→ **Given records**:
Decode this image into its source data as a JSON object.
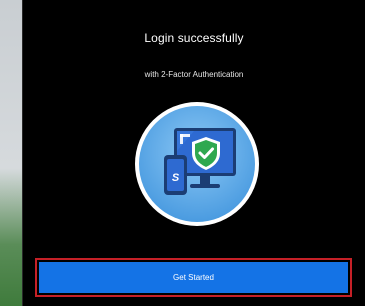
{
  "dialog": {
    "title": "Login successfully",
    "subtitle": "with 2-Factor Authentication",
    "illustration": {
      "icons": [
        "monitor-icon",
        "phone-icon",
        "shield-check-icon"
      ]
    },
    "primary_button": {
      "label": "Get Started",
      "highlighted": true
    }
  },
  "colors": {
    "dialog_bg": "#000000",
    "button_blue": "#1473e6",
    "highlight_red": "#c62027",
    "illustration_circle": "#5aa9ea",
    "shield_green": "#2fa84f"
  }
}
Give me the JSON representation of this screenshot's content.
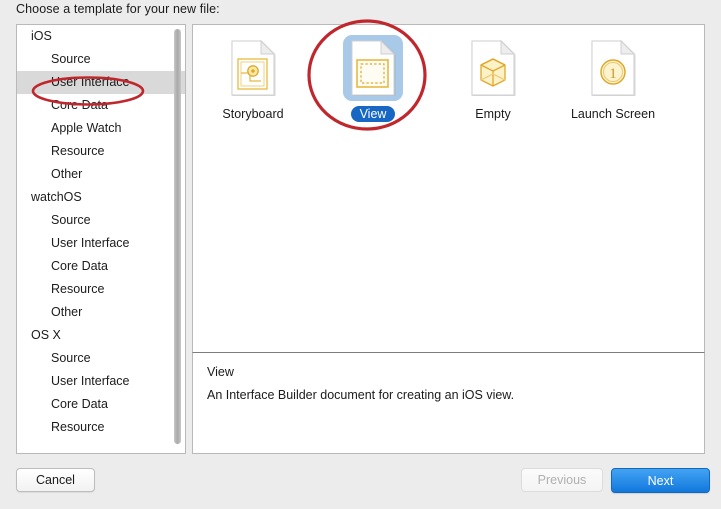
{
  "dialog": {
    "title": "Choose a template for your new file:"
  },
  "sidebar": {
    "groups": [
      {
        "label": "iOS",
        "items": [
          "Source",
          "User Interface",
          "Core Data",
          "Apple Watch",
          "Resource",
          "Other"
        ]
      },
      {
        "label": "watchOS",
        "items": [
          "Source",
          "User Interface",
          "Core Data",
          "Resource",
          "Other"
        ]
      },
      {
        "label": "OS X",
        "items": [
          "Source",
          "User Interface",
          "Core Data",
          "Resource"
        ]
      }
    ],
    "selected": "User Interface",
    "scrollbar": "vertical-scrollbar"
  },
  "templates": [
    {
      "label": "Storyboard",
      "icon": "storyboard-icon",
      "selected": false
    },
    {
      "label": "View",
      "icon": "view-icon",
      "selected": true
    },
    {
      "label": "Empty",
      "icon": "empty-icon",
      "selected": false
    },
    {
      "label": "Launch Screen",
      "icon": "launch-screen-icon",
      "selected": false
    }
  ],
  "description": {
    "title": "View",
    "body": "An Interface Builder document for creating an iOS view."
  },
  "buttons": {
    "cancel": "Cancel",
    "previous": "Previous",
    "next": "Next"
  },
  "annotations": {
    "sidebar_circle": "red-ellipse-annotation",
    "view_circle": "red-circle-annotation",
    "color": "#c0272d"
  },
  "colors": {
    "selection_blue": "#a9c9e8",
    "label_blue": "#1668c4",
    "next_blue": "#1178dd",
    "row_selected_grey": "#d9d9d9",
    "icon_gold": "#e8b940"
  }
}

→ **Task prompt**:
Retype every entry verbatim and exclude the pictures from the copy.

→ **Correct response**:
Decode this image into its source data as a JSON object.
{
  "dialog": {
    "title": "Login successfully",
    "subtitle": "with 2-Factor Authentication",
    "illustration": {
      "icons": [
        "monitor-icon",
        "phone-icon",
        "shield-check-icon"
      ]
    },
    "primary_button": {
      "label": "Get Started",
      "highlighted": true
    }
  },
  "colors": {
    "dialog_bg": "#000000",
    "button_blue": "#1473e6",
    "highlight_red": "#c62027",
    "illustration_circle": "#5aa9ea",
    "shield_green": "#2fa84f"
  }
}
Give me the JSON representation of this screenshot's content.
{
  "dialog": {
    "title": "Choose a template for your new file:"
  },
  "sidebar": {
    "groups": [
      {
        "label": "iOS",
        "items": [
          "Source",
          "User Interface",
          "Core Data",
          "Apple Watch",
          "Resource",
          "Other"
        ]
      },
      {
        "label": "watchOS",
        "items": [
          "Source",
          "User Interface",
          "Core Data",
          "Resource",
          "Other"
        ]
      },
      {
        "label": "OS X",
        "items": [
          "Source",
          "User Interface",
          "Core Data",
          "Resource"
        ]
      }
    ],
    "selected": "User Interface",
    "scrollbar": "vertical-scrollbar"
  },
  "templates": [
    {
      "label": "Storyboard",
      "icon": "storyboard-icon",
      "selected": false
    },
    {
      "label": "View",
      "icon": "view-icon",
      "selected": true
    },
    {
      "label": "Empty",
      "icon": "empty-icon",
      "selected": false
    },
    {
      "label": "Launch Screen",
      "icon": "launch-screen-icon",
      "selected": false
    }
  ],
  "description": {
    "title": "View",
    "body": "An Interface Builder document for creating an iOS view."
  },
  "buttons": {
    "cancel": "Cancel",
    "previous": "Previous",
    "next": "Next"
  },
  "annotations": {
    "sidebar_circle": "red-ellipse-annotation",
    "view_circle": "red-circle-annotation",
    "color": "#c0272d"
  },
  "colors": {
    "selection_blue": "#a9c9e8",
    "label_blue": "#1668c4",
    "next_blue": "#1178dd",
    "row_selected_grey": "#d9d9d9",
    "icon_gold": "#e8b940"
  }
}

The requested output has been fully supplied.